Restate the data below word for word. Skip any images it contains.

Stored data
****************************************
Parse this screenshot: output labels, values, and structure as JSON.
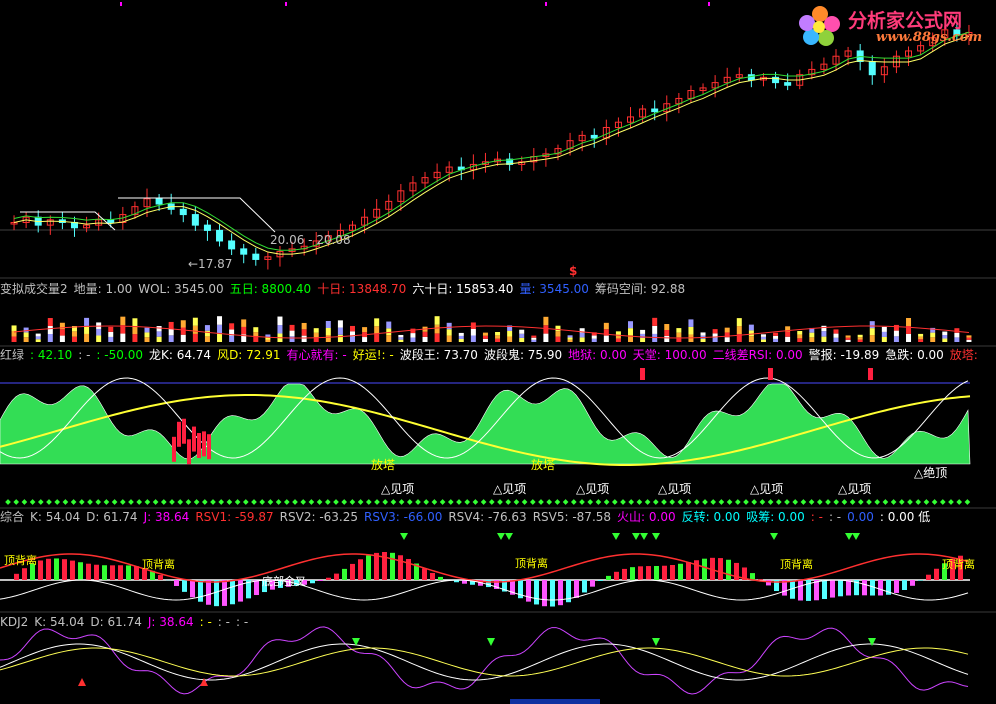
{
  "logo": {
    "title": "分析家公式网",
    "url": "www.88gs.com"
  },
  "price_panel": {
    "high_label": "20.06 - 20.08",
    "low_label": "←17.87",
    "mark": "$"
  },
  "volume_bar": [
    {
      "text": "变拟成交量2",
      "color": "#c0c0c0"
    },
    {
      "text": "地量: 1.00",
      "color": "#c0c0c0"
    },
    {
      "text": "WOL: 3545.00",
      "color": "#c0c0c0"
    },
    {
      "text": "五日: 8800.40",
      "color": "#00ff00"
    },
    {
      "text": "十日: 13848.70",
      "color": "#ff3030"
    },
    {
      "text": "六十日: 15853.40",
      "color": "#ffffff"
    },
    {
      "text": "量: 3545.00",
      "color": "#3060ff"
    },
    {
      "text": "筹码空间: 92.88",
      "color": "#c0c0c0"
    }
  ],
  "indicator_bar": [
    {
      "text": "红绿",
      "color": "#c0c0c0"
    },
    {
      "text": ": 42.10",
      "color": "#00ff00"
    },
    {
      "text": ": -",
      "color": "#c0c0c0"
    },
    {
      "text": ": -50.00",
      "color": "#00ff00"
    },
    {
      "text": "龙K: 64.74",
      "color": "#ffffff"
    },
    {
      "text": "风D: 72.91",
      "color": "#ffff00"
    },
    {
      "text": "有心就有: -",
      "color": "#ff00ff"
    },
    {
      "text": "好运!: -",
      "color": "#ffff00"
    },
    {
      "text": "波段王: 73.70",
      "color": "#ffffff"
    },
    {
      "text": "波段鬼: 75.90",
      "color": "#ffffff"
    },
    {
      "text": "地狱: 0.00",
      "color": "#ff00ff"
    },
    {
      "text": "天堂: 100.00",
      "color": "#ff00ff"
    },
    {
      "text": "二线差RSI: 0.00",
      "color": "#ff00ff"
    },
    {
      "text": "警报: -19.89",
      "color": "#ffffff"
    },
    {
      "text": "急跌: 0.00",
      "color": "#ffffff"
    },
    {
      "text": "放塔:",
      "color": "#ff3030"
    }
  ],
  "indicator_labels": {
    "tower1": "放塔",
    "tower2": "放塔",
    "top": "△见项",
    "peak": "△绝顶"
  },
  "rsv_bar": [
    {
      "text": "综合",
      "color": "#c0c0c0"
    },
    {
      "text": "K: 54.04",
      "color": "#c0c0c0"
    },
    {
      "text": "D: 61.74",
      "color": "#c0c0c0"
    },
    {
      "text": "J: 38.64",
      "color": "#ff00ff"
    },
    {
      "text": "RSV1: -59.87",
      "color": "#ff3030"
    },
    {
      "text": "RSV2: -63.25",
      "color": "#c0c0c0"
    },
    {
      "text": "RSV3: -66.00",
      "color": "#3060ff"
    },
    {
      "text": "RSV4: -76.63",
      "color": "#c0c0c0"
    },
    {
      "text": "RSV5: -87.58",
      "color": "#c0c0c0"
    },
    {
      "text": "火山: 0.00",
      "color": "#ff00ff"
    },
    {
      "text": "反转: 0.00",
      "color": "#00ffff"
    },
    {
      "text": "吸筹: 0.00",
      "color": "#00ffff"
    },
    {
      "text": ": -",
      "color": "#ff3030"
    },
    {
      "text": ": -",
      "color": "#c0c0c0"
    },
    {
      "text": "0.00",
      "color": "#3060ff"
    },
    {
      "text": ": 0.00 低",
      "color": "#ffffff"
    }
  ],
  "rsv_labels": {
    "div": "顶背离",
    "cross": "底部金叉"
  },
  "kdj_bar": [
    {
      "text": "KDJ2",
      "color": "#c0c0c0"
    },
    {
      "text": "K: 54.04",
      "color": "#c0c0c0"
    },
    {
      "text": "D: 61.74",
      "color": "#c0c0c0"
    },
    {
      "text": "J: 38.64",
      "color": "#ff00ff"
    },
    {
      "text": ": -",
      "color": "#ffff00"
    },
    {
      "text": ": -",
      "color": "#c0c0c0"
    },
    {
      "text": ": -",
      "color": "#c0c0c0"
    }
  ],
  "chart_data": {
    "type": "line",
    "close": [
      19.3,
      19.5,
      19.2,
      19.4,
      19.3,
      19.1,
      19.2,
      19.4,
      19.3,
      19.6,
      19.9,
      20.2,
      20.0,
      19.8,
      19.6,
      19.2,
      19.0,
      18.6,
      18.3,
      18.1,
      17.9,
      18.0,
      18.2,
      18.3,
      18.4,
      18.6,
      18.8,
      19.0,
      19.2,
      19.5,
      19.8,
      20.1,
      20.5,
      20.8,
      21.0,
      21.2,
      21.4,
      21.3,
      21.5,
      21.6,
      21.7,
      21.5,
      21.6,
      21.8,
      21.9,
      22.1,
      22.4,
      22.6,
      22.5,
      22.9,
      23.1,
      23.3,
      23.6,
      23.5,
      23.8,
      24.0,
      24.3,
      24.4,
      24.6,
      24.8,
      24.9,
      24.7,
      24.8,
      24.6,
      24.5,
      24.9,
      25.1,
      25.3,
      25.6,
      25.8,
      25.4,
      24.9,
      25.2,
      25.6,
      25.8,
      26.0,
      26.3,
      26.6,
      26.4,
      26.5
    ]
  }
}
****************************************
#### Solution for this task:
Parse this screenshot: output labels, values, and structure as JSON.
{
  "logo": {
    "title": "分析家公式网",
    "url": "www.88gs.com"
  },
  "price_panel": {
    "high_label": "20.06 - 20.08",
    "low_label": "←17.87",
    "mark": "$"
  },
  "volume_bar": [
    {
      "text": "变拟成交量2",
      "color": "#c0c0c0"
    },
    {
      "text": "地量: 1.00",
      "color": "#c0c0c0"
    },
    {
      "text": "WOL: 3545.00",
      "color": "#c0c0c0"
    },
    {
      "text": "五日: 8800.40",
      "color": "#00ff00"
    },
    {
      "text": "十日: 13848.70",
      "color": "#ff3030"
    },
    {
      "text": "六十日: 15853.40",
      "color": "#ffffff"
    },
    {
      "text": "量: 3545.00",
      "color": "#3060ff"
    },
    {
      "text": "筹码空间: 92.88",
      "color": "#c0c0c0"
    }
  ],
  "indicator_bar": [
    {
      "text": "红绿",
      "color": "#c0c0c0"
    },
    {
      "text": ": 42.10",
      "color": "#00ff00"
    },
    {
      "text": ": -",
      "color": "#c0c0c0"
    },
    {
      "text": ": -50.00",
      "color": "#00ff00"
    },
    {
      "text": "龙K: 64.74",
      "color": "#ffffff"
    },
    {
      "text": "风D: 72.91",
      "color": "#ffff00"
    },
    {
      "text": "有心就有: -",
      "color": "#ff00ff"
    },
    {
      "text": "好运!: -",
      "color": "#ffff00"
    },
    {
      "text": "波段王: 73.70",
      "color": "#ffffff"
    },
    {
      "text": "波段鬼: 75.90",
      "color": "#ffffff"
    },
    {
      "text": "地狱: 0.00",
      "color": "#ff00ff"
    },
    {
      "text": "天堂: 100.00",
      "color": "#ff00ff"
    },
    {
      "text": "二线差RSI: 0.00",
      "color": "#ff00ff"
    },
    {
      "text": "警报: -19.89",
      "color": "#ffffff"
    },
    {
      "text": "急跌: 0.00",
      "color": "#ffffff"
    },
    {
      "text": "放塔:",
      "color": "#ff3030"
    }
  ],
  "indicator_labels": {
    "tower1": "放塔",
    "tower2": "放塔",
    "top": "△见项",
    "peak": "△绝顶"
  },
  "rsv_bar": [
    {
      "text": "综合",
      "color": "#c0c0c0"
    },
    {
      "text": "K: 54.04",
      "color": "#c0c0c0"
    },
    {
      "text": "D: 61.74",
      "color": "#c0c0c0"
    },
    {
      "text": "J: 38.64",
      "color": "#ff00ff"
    },
    {
      "text": "RSV1: -59.87",
      "color": "#ff3030"
    },
    {
      "text": "RSV2: -63.25",
      "color": "#c0c0c0"
    },
    {
      "text": "RSV3: -66.00",
      "color": "#3060ff"
    },
    {
      "text": "RSV4: -76.63",
      "color": "#c0c0c0"
    },
    {
      "text": "RSV5: -87.58",
      "color": "#c0c0c0"
    },
    {
      "text": "火山: 0.00",
      "color": "#ff00ff"
    },
    {
      "text": "反转: 0.00",
      "color": "#00ffff"
    },
    {
      "text": "吸筹: 0.00",
      "color": "#00ffff"
    },
    {
      "text": ": -",
      "color": "#ff3030"
    },
    {
      "text": ": -",
      "color": "#c0c0c0"
    },
    {
      "text": "0.00",
      "color": "#3060ff"
    },
    {
      "text": ": 0.00 低",
      "color": "#ffffff"
    }
  ],
  "rsv_labels": {
    "div": "顶背离",
    "cross": "底部金叉"
  },
  "kdj_bar": [
    {
      "text": "KDJ2",
      "color": "#c0c0c0"
    },
    {
      "text": "K: 54.04",
      "color": "#c0c0c0"
    },
    {
      "text": "D: 61.74",
      "color": "#c0c0c0"
    },
    {
      "text": "J: 38.64",
      "color": "#ff00ff"
    },
    {
      "text": ": -",
      "color": "#ffff00"
    },
    {
      "text": ": -",
      "color": "#c0c0c0"
    },
    {
      "text": ": -",
      "color": "#c0c0c0"
    }
  ],
  "chart_data": {
    "type": "line",
    "close": [
      19.3,
      19.5,
      19.2,
      19.4,
      19.3,
      19.1,
      19.2,
      19.4,
      19.3,
      19.6,
      19.9,
      20.2,
      20.0,
      19.8,
      19.6,
      19.2,
      19.0,
      18.6,
      18.3,
      18.1,
      17.9,
      18.0,
      18.2,
      18.3,
      18.4,
      18.6,
      18.8,
      19.0,
      19.2,
      19.5,
      19.8,
      20.1,
      20.5,
      20.8,
      21.0,
      21.2,
      21.4,
      21.3,
      21.5,
      21.6,
      21.7,
      21.5,
      21.6,
      21.8,
      21.9,
      22.1,
      22.4,
      22.6,
      22.5,
      22.9,
      23.1,
      23.3,
      23.6,
      23.5,
      23.8,
      24.0,
      24.3,
      24.4,
      24.6,
      24.8,
      24.9,
      24.7,
      24.8,
      24.6,
      24.5,
      24.9,
      25.1,
      25.3,
      25.6,
      25.8,
      25.4,
      24.9,
      25.2,
      25.6,
      25.8,
      26.0,
      26.3,
      26.6,
      26.4,
      26.5
    ]
  }
}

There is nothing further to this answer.